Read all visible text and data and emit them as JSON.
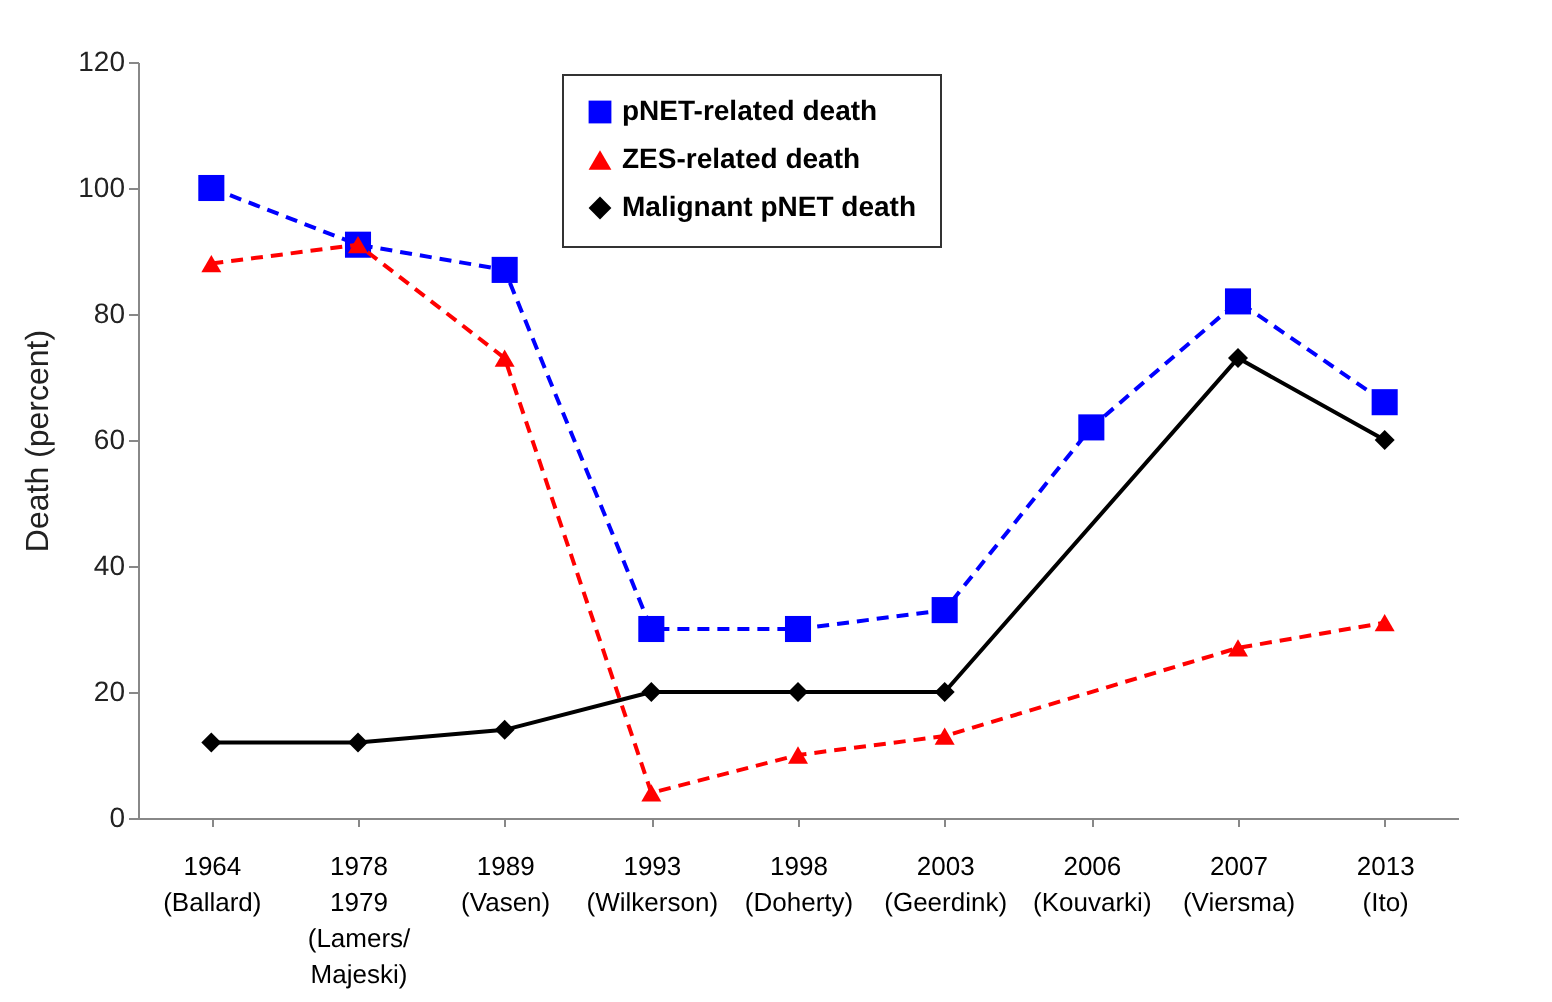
{
  "chart_data": {
    "type": "line",
    "ylabel": "Death (percent)",
    "categories": [
      "1964\n(Ballard)",
      "1978\n1979\n(Lamers/\nMajeski)",
      "1989\n(Vasen)",
      "1993\n(Wilkerson)",
      "1998\n(Doherty)",
      "2003\n(Geerdink)",
      "2006\n(Kouvarki)",
      "2007\n(Viersma)",
      "2013\n(Ito)"
    ],
    "series": [
      {
        "name": "pNET-related death",
        "color": "#0000ff",
        "marker": "square",
        "line_style": "dashed",
        "values": [
          100,
          91,
          87,
          30,
          30,
          33,
          62,
          82,
          66
        ]
      },
      {
        "name": "ZES-related death",
        "color": "#ff0000",
        "marker": "triangle",
        "line_style": "dashed",
        "values": [
          88,
          91,
          73,
          4,
          10,
          13,
          null,
          27,
          31
        ]
      },
      {
        "name": "Malignant pNET death",
        "color": "#000000",
        "marker": "diamond",
        "line_style": "solid",
        "values": [
          12,
          12,
          14,
          20,
          20,
          20,
          null,
          73,
          60
        ]
      }
    ],
    "ylim": [
      0,
      120
    ],
    "yticks": [
      0,
      20,
      40,
      60,
      80,
      100,
      120
    ],
    "grid": false,
    "legend": "top"
  }
}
○ ○ ○ ○ ○ ○ ○
# DIRECTIVE:
Pictures in the records above are left out; print everything else exactly as written.

# REPLY:
Read all visible text and data and emit them as JSON.
{
  "chart_data": {
    "type": "line",
    "ylabel": "Death (percent)",
    "categories": [
      "1964\n(Ballard)",
      "1978\n1979\n(Lamers/\nMajeski)",
      "1989\n(Vasen)",
      "1993\n(Wilkerson)",
      "1998\n(Doherty)",
      "2003\n(Geerdink)",
      "2006\n(Kouvarki)",
      "2007\n(Viersma)",
      "2013\n(Ito)"
    ],
    "series": [
      {
        "name": "pNET-related death",
        "color": "#0000ff",
        "marker": "square",
        "line_style": "dashed",
        "values": [
          100,
          91,
          87,
          30,
          30,
          33,
          62,
          82,
          66
        ]
      },
      {
        "name": "ZES-related death",
        "color": "#ff0000",
        "marker": "triangle",
        "line_style": "dashed",
        "values": [
          88,
          91,
          73,
          4,
          10,
          13,
          null,
          27,
          31
        ]
      },
      {
        "name": "Malignant pNET death",
        "color": "#000000",
        "marker": "diamond",
        "line_style": "solid",
        "values": [
          12,
          12,
          14,
          20,
          20,
          20,
          null,
          73,
          60
        ]
      }
    ],
    "ylim": [
      0,
      120
    ],
    "yticks": [
      0,
      20,
      40,
      60,
      80,
      100,
      120
    ],
    "grid": false,
    "legend": "top"
  }
}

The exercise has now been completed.